TASK
List all lines of the data that include the string "ialah".

DATA FOR PROCESSING
========

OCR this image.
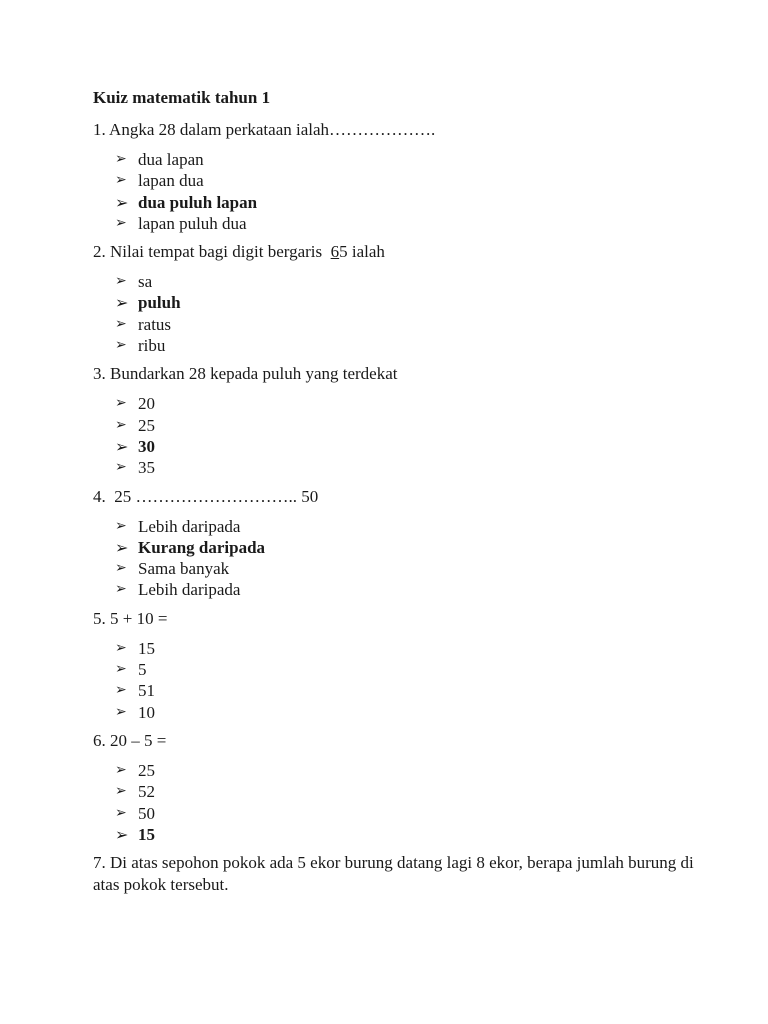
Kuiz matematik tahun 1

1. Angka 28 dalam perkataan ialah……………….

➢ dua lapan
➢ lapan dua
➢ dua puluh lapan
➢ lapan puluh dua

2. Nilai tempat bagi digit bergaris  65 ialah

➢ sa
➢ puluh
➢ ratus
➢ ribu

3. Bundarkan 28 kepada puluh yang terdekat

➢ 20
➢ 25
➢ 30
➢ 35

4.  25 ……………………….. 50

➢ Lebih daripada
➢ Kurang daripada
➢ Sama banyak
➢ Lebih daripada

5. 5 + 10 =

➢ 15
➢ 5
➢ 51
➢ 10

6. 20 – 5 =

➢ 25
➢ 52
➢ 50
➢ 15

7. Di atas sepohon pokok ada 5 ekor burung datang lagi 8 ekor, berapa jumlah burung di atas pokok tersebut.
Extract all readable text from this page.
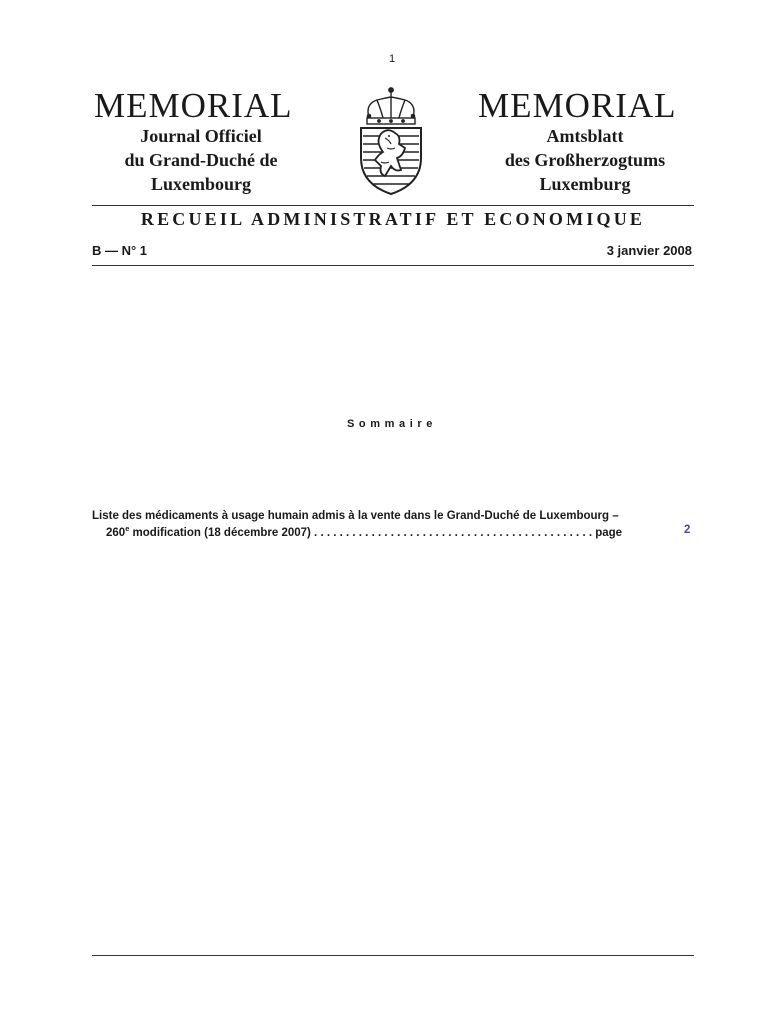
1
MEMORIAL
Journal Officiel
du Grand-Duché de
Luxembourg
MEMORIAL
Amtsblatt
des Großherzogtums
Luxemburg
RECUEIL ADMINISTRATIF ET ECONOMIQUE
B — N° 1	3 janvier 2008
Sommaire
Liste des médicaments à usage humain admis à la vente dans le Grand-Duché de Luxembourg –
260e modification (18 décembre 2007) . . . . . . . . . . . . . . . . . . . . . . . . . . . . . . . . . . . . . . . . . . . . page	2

========

SOLUTION
1. Angka 28 dalam perkataan ialah……………….
2. Nilai tempat bagi digit bergaris  65 ialah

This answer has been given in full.